§ SELECTED EXTRACT

Ross Greenwood speaks to the Australian National University’s John Blaxland as US President Donald Trump North Korea has agreed to work towards the de-nuclearisation of the Korean peninsula.
Introduction: The Deal-Maker and the Dictator
Ross Greenwood: As we go to air this evening, we’re just waiting on a media conference to come out of Singapore where of course that historic meeting has taken place today between the US President Donald Trump and the North Korean Leader Kim Jong Un. This particular summit that they have held earlier on today is the precursor to a media statement that will come very shortly. There’s already been a signed agreement between the two men and broadly four key points.
The US and North Korea will commit to establish a new relations in accordance with the desire of the peoples of the two countries for peace and prosperity. The US and North Korea will join their efforts to build a lasting and stable peace regime on the Korean Peninsula, and referring the April 27 Declaration, North Korea will commit to work towards the complete denuclearization of the Korean Peninsula. Fourth, the US and North Korea commit to recovering prisoners of war, people missing in action, remains including the immediate repatriation of those already identified.
As I said, we’ll go to the media conference as soon as it comes to hand. Let’s just pick up a little bit today of Donald Trump at the conclusion of that meeting.
President Donald President Donald Trump: We’ve developed a very special bond. People are going to be very impressed, people are going to be very happy. We’re going to take care of a big and very dangerous problem for the world and I want to thank Chairman Kim. We’ve spent a lot of time together today, very intensive time and I would actually say that it worked out for both of us far better than anybody could have expected.
Ross Greenwood: Okay, in response but before signing the contracts there which I’ve explained the details of to you, here’s Kim Jong Un throwing into that part of.
President Kim Jong Un: We had a historic meeting and decided to leave the past behind and we’re about to sign the historic document. The world will see a major change. I would like to express my gratitude to President Trump to make this meeting happen.

§ WHAT TO WORK ON
Repeat the Singapore summit transcript word for word, from "President Donald President" to "that part of.".

§ PROVIDED MATERIAL
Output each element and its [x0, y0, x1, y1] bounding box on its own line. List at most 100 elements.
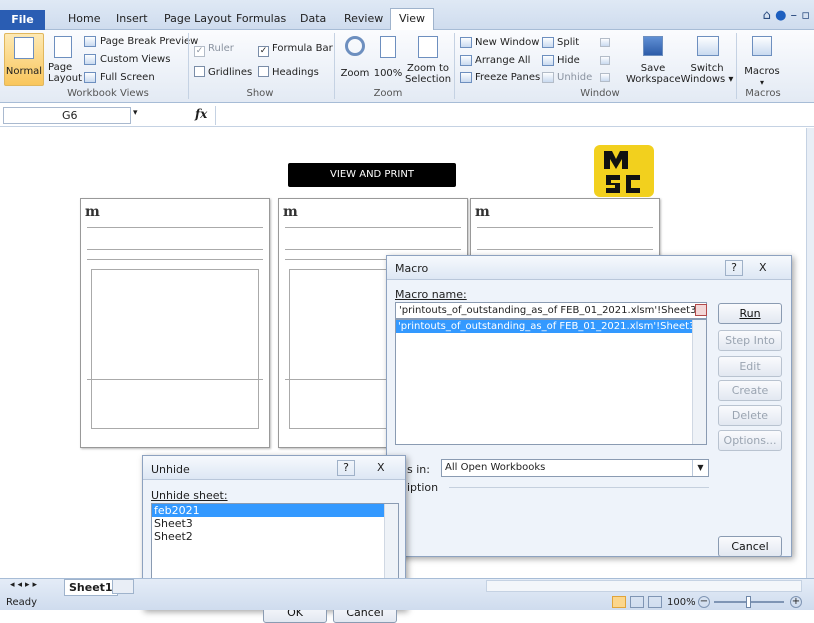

§ SOLUTION BELOW
President Donald President Donald Trump: We’ve developed a very special bond. People are going to be very impressed, people are going to be very happy. We’re going to take care of a big and very dangerous problem for the world and I want to thank Chairman Kim. We’ve spent a lot of time together today, very intensive time and I would actually say that it worked out for both of us far better than anybody could have expected.
Ross Greenwood: Okay, in response but before signing the contracts there which I’ve explained the details of to you, here’s Kim Jong Un throwing into that part of.